START RECORDS

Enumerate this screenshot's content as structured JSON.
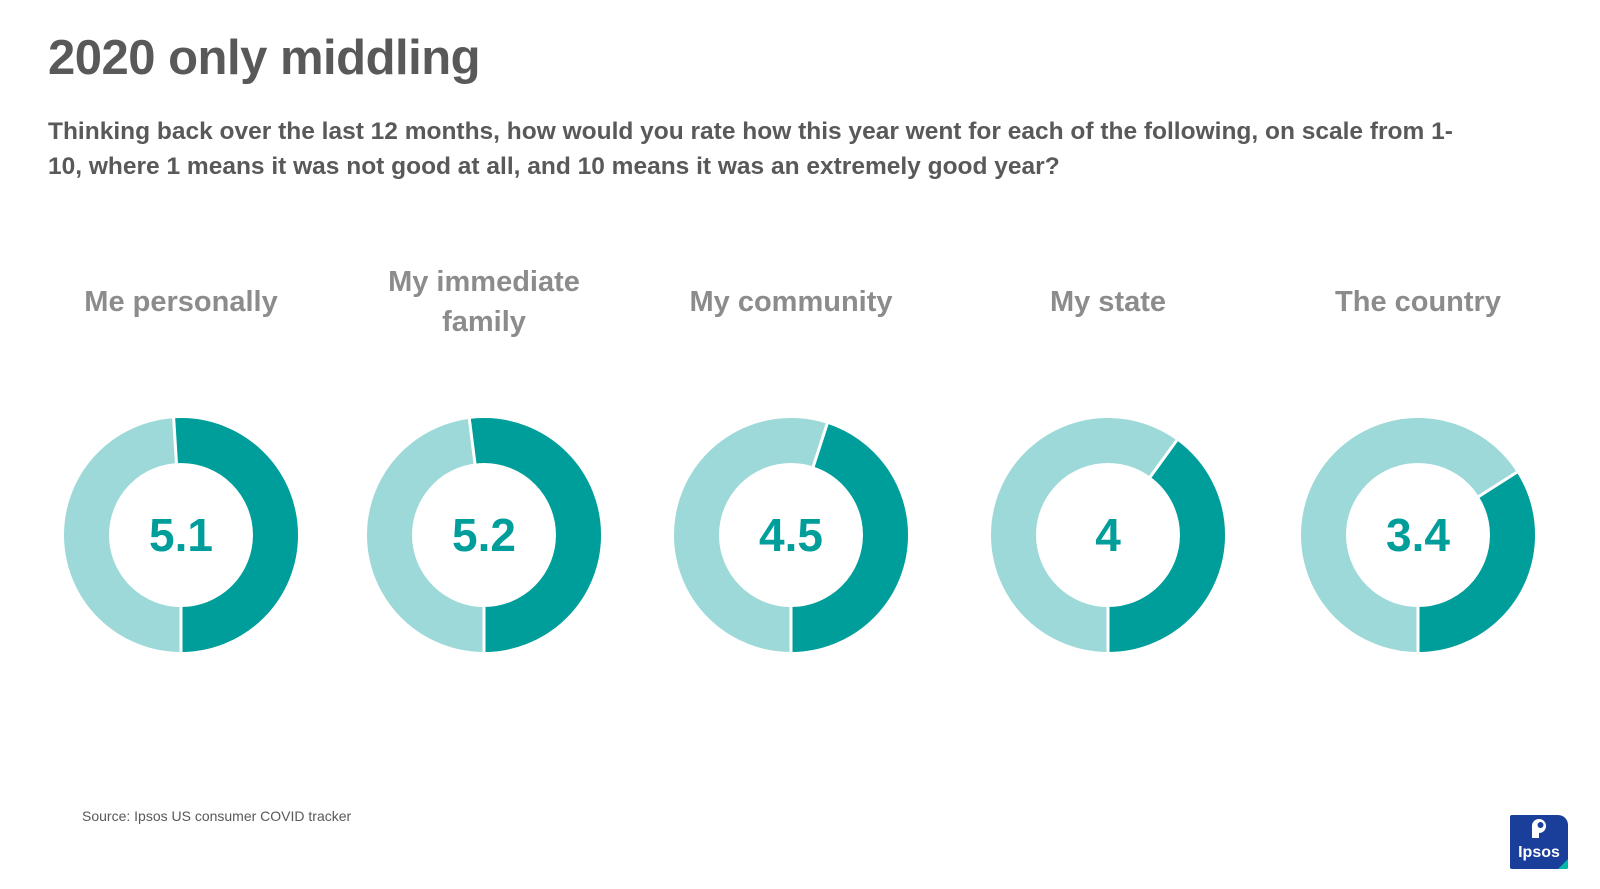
{
  "title": "2020 only middling",
  "subtitle": "Thinking back over the last 12 months, how would you rate how this year went for each of the following, on scale from 1-10, where 1 means it was not good at all, and 10 means it was an extremely good year?",
  "source": "Source: Ipsos US consumer COVID tracker",
  "logo": {
    "text": "Ipsos",
    "bg_color": "#1a3f9b"
  },
  "colors": {
    "filled": "#009e9a",
    "remaining": "#9dd9d8",
    "value_text": "#009e9a"
  },
  "chart_data": {
    "type": "donut",
    "scale": [
      0,
      10
    ],
    "categories": [
      "Me personally",
      "My immediate family",
      "My community",
      "My state",
      "The country"
    ],
    "label_lines": [
      [
        "Me personally"
      ],
      [
        "My immediate",
        "family"
      ],
      [
        "My community"
      ],
      [
        "My state"
      ],
      [
        "The country"
      ]
    ],
    "values": [
      5.1,
      5.2,
      4.5,
      4,
      3.4
    ],
    "value_labels": [
      "5.1",
      "5.2",
      "4.5",
      "4",
      "3.4"
    ]
  }
}
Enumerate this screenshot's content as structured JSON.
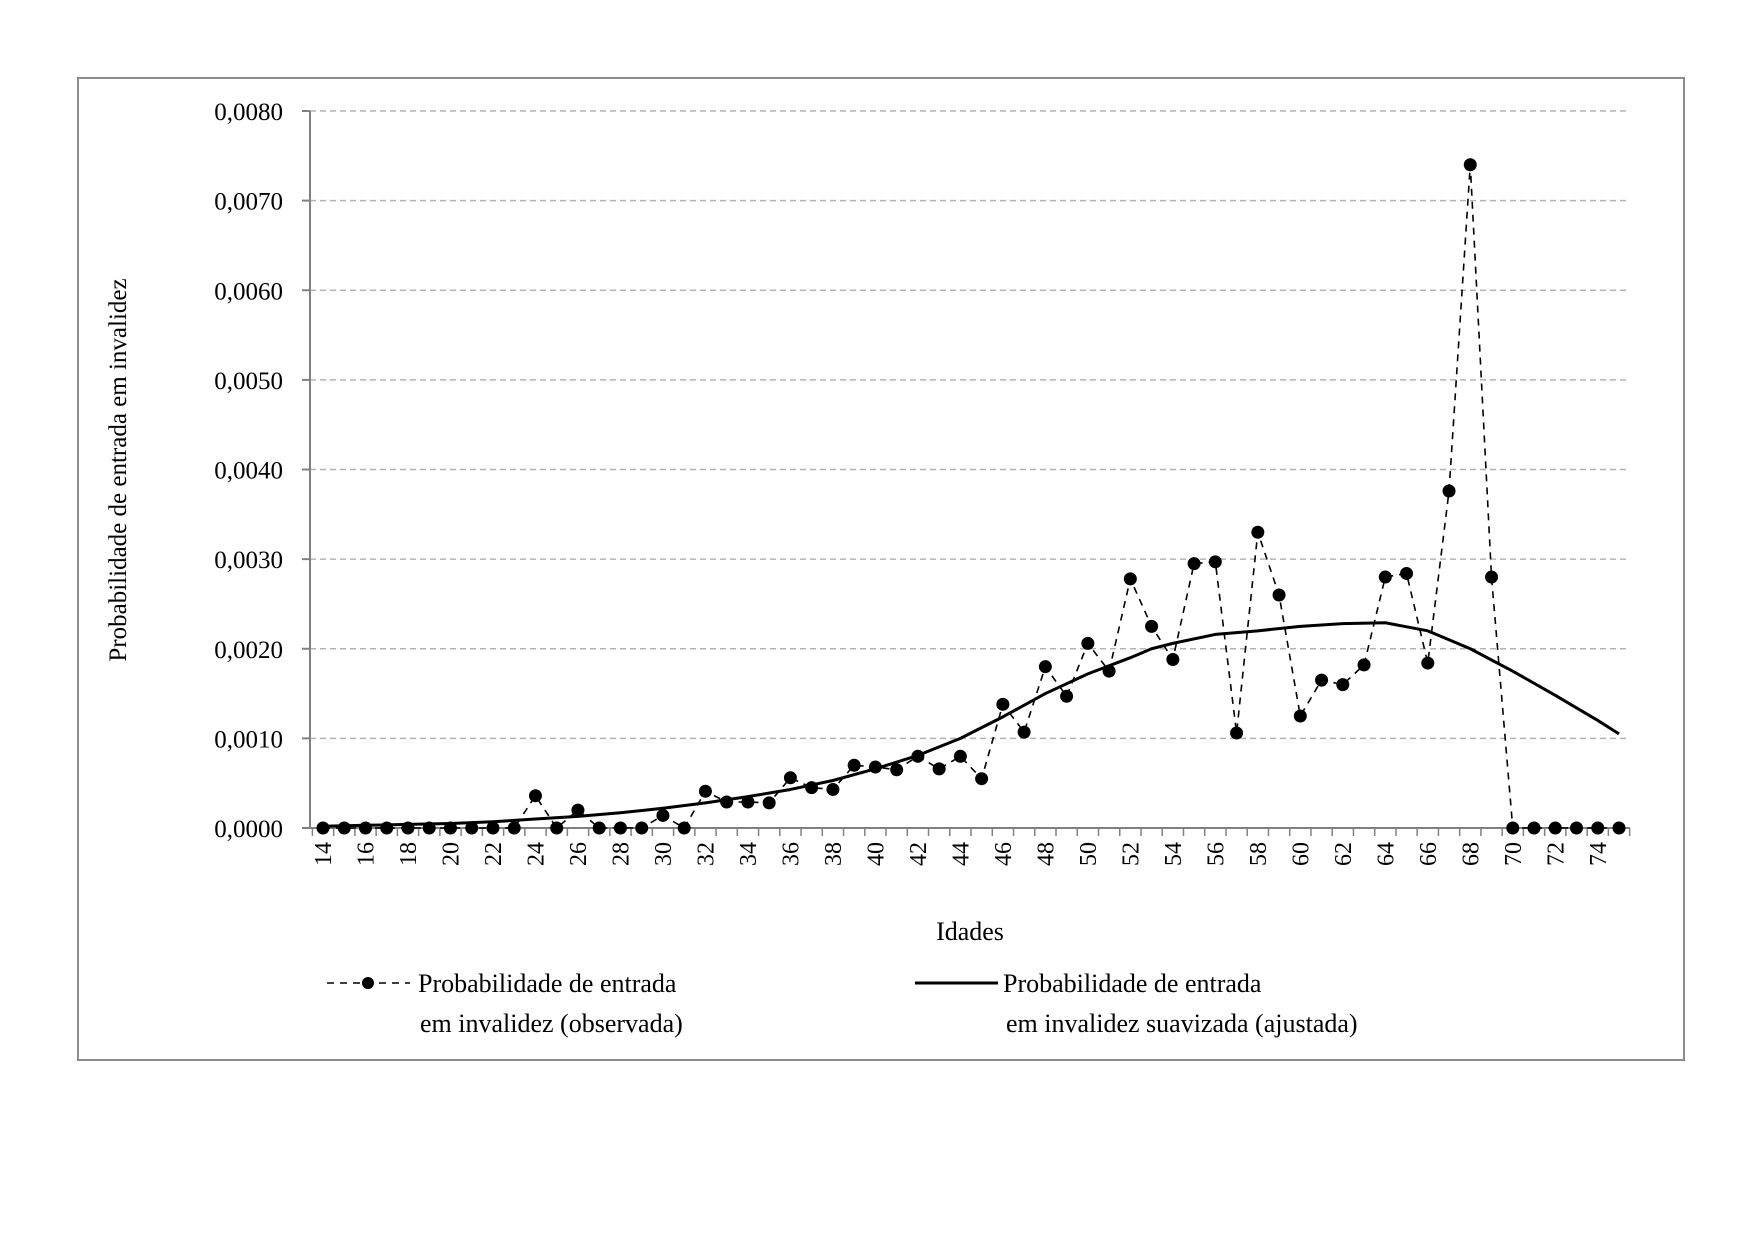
{
  "chart_data": {
    "type": "line",
    "title": "",
    "xlabel": "Idades",
    "ylabel": "Probabilidade de entrada em invalidez",
    "ylim": [
      0,
      0.008
    ],
    "xlim": [
      14,
      75
    ],
    "yticks": [
      "0,0000",
      "0,0010",
      "0,0020",
      "0,0030",
      "0,0040",
      "0,0050",
      "0,0060",
      "0,0070",
      "0,0080"
    ],
    "ytick_values": [
      0,
      0.001,
      0.002,
      0.003,
      0.004,
      0.005,
      0.006,
      0.007,
      0.008
    ],
    "xticks": [
      "14",
      "16",
      "18",
      "20",
      "22",
      "24",
      "26",
      "28",
      "30",
      "32",
      "34",
      "36",
      "38",
      "40",
      "42",
      "44",
      "46",
      "48",
      "50",
      "52",
      "54",
      "56",
      "58",
      "60",
      "62",
      "64",
      "66",
      "68",
      "70",
      "72",
      "74"
    ],
    "grid": "horizontal dashed",
    "legend_position": "bottom",
    "series": [
      {
        "name": "observada",
        "legend": [
          "Probabilidade de entrada",
          "em invalidez (observada)"
        ],
        "style": "dashed with markers",
        "x": [
          14,
          15,
          16,
          17,
          18,
          19,
          20,
          21,
          22,
          23,
          24,
          25,
          26,
          27,
          28,
          29,
          30,
          31,
          32,
          33,
          34,
          35,
          36,
          37,
          38,
          39,
          40,
          41,
          42,
          43,
          44,
          45,
          46,
          47,
          48,
          49,
          50,
          51,
          52,
          53,
          54,
          55,
          56,
          57,
          58,
          59,
          60,
          61,
          62,
          63,
          64,
          65,
          66,
          67,
          68,
          69,
          70,
          71,
          72,
          73,
          74,
          75
        ],
        "values": [
          0,
          0,
          0,
          0,
          0,
          0,
          0,
          0,
          0,
          0,
          0.00036,
          0,
          0.0002,
          0,
          0,
          0,
          0.00014,
          0,
          0.00041,
          0.00029,
          0.00029,
          0.00028,
          0.00056,
          0.00045,
          0.00043,
          0.0007,
          0.00068,
          0.00065,
          0.0008,
          0.00066,
          0.0008,
          0.00055,
          0.00138,
          0.00107,
          0.0018,
          0.00147,
          0.00206,
          0.00175,
          0.00278,
          0.00225,
          0.00188,
          0.00295,
          0.00297,
          0.00106,
          0.0033,
          0.0026,
          0.00125,
          0.00165,
          0.0016,
          0.00182,
          0.0028,
          0.00284,
          0.00184,
          0.00376,
          0.0074,
          0.0028,
          0,
          0,
          0,
          0,
          0,
          0
        ]
      },
      {
        "name": "ajustada",
        "legend": [
          "Probabilidade de entrada",
          "em invalidez suavizada (ajustada)"
        ],
        "style": "solid",
        "x": [
          14,
          16,
          18,
          20,
          22,
          24,
          26,
          28,
          30,
          32,
          34,
          36,
          38,
          40,
          42,
          44,
          46,
          48,
          50,
          52,
          53,
          54,
          56,
          58,
          60,
          62,
          64,
          66,
          68,
          70,
          72,
          74,
          75
        ],
        "values": [
          2e-05,
          3e-05,
          4e-05,
          5e-05,
          7e-05,
          0.0001,
          0.00013,
          0.00017,
          0.00022,
          0.00028,
          0.00035,
          0.00043,
          0.00053,
          0.00066,
          0.00081,
          0.001,
          0.00124,
          0.0015,
          0.00172,
          0.0019,
          0.002,
          0.00206,
          0.00216,
          0.0022,
          0.00225,
          0.00228,
          0.00229,
          0.0022,
          0.002,
          0.00175,
          0.00148,
          0.0012,
          0.00105
        ]
      }
    ]
  }
}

END RECORDS

**TASK BRIEF**
Reproduce the whole listing above word for word, but not its pictures.

**WORKED SOLUTION**
Enumerate this screenshot's content as structured JSON.
{
  "title": "2020 only middling",
  "subtitle": "Thinking back over the last 12 months, how would you rate how this year went for each of the following, on scale from 1-10, where 1 means it was not good at all, and 10 means it was an extremely good year?",
  "source": "Source: Ipsos US consumer COVID tracker",
  "logo": {
    "text": "Ipsos",
    "bg_color": "#1a3f9b"
  },
  "colors": {
    "filled": "#009e9a",
    "remaining": "#9dd9d8",
    "value_text": "#009e9a"
  },
  "chart_data": {
    "type": "donut",
    "scale": [
      0,
      10
    ],
    "categories": [
      "Me personally",
      "My immediate family",
      "My community",
      "My state",
      "The country"
    ],
    "label_lines": [
      [
        "Me personally"
      ],
      [
        "My immediate",
        "family"
      ],
      [
        "My community"
      ],
      [
        "My state"
      ],
      [
        "The country"
      ]
    ],
    "values": [
      5.1,
      5.2,
      4.5,
      4,
      3.4
    ],
    "value_labels": [
      "5.1",
      "5.2",
      "4.5",
      "4",
      "3.4"
    ]
  }
}
Enumerate this screenshot's content as structured JSON.
{
  "chart_data": {
    "type": "line",
    "title": "",
    "xlabel": "Idades",
    "ylabel": "Probabilidade de entrada em invalidez",
    "ylim": [
      0,
      0.008
    ],
    "xlim": [
      14,
      75
    ],
    "yticks": [
      "0,0000",
      "0,0010",
      "0,0020",
      "0,0030",
      "0,0040",
      "0,0050",
      "0,0060",
      "0,0070",
      "0,0080"
    ],
    "ytick_values": [
      0,
      0.001,
      0.002,
      0.003,
      0.004,
      0.005,
      0.006,
      0.007,
      0.008
    ],
    "xticks": [
      "14",
      "16",
      "18",
      "20",
      "22",
      "24",
      "26",
      "28",
      "30",
      "32",
      "34",
      "36",
      "38",
      "40",
      "42",
      "44",
      "46",
      "48",
      "50",
      "52",
      "54",
      "56",
      "58",
      "60",
      "62",
      "64",
      "66",
      "68",
      "70",
      "72",
      "74"
    ],
    "grid": "horizontal dashed",
    "legend_position": "bottom",
    "series": [
      {
        "name": "observada",
        "legend": [
          "Probabilidade de entrada",
          "em invalidez (observada)"
        ],
        "style": "dashed with markers",
        "x": [
          14,
          15,
          16,
          17,
          18,
          19,
          20,
          21,
          22,
          23,
          24,
          25,
          26,
          27,
          28,
          29,
          30,
          31,
          32,
          33,
          34,
          35,
          36,
          37,
          38,
          39,
          40,
          41,
          42,
          43,
          44,
          45,
          46,
          47,
          48,
          49,
          50,
          51,
          52,
          53,
          54,
          55,
          56,
          57,
          58,
          59,
          60,
          61,
          62,
          63,
          64,
          65,
          66,
          67,
          68,
          69,
          70,
          71,
          72,
          73,
          74,
          75
        ],
        "values": [
          0,
          0,
          0,
          0,
          0,
          0,
          0,
          0,
          0,
          0,
          0.00036,
          0,
          0.0002,
          0,
          0,
          0,
          0.00014,
          0,
          0.00041,
          0.00029,
          0.00029,
          0.00028,
          0.00056,
          0.00045,
          0.00043,
          0.0007,
          0.00068,
          0.00065,
          0.0008,
          0.00066,
          0.0008,
          0.00055,
          0.00138,
          0.00107,
          0.0018,
          0.00147,
          0.00206,
          0.00175,
          0.00278,
          0.00225,
          0.00188,
          0.00295,
          0.00297,
          0.00106,
          0.0033,
          0.0026,
          0.00125,
          0.00165,
          0.0016,
          0.00182,
          0.0028,
          0.00284,
          0.00184,
          0.00376,
          0.0074,
          0.0028,
          0,
          0,
          0,
          0,
          0,
          0
        ]
      },
      {
        "name": "ajustada",
        "legend": [
          "Probabilidade de entrada",
          "em invalidez suavizada (ajustada)"
        ],
        "style": "solid",
        "x": [
          14,
          16,
          18,
          20,
          22,
          24,
          26,
          28,
          30,
          32,
          34,
          36,
          38,
          40,
          42,
          44,
          46,
          48,
          50,
          52,
          53,
          54,
          56,
          58,
          60,
          62,
          64,
          66,
          68,
          70,
          72,
          74,
          75
        ],
        "values": [
          2e-05,
          3e-05,
          4e-05,
          5e-05,
          7e-05,
          0.0001,
          0.00013,
          0.00017,
          0.00022,
          0.00028,
          0.00035,
          0.00043,
          0.00053,
          0.00066,
          0.00081,
          0.001,
          0.00124,
          0.0015,
          0.00172,
          0.0019,
          0.002,
          0.00206,
          0.00216,
          0.0022,
          0.00225,
          0.00228,
          0.00229,
          0.0022,
          0.002,
          0.00175,
          0.00148,
          0.0012,
          0.00105
        ]
      }
    ]
  }
}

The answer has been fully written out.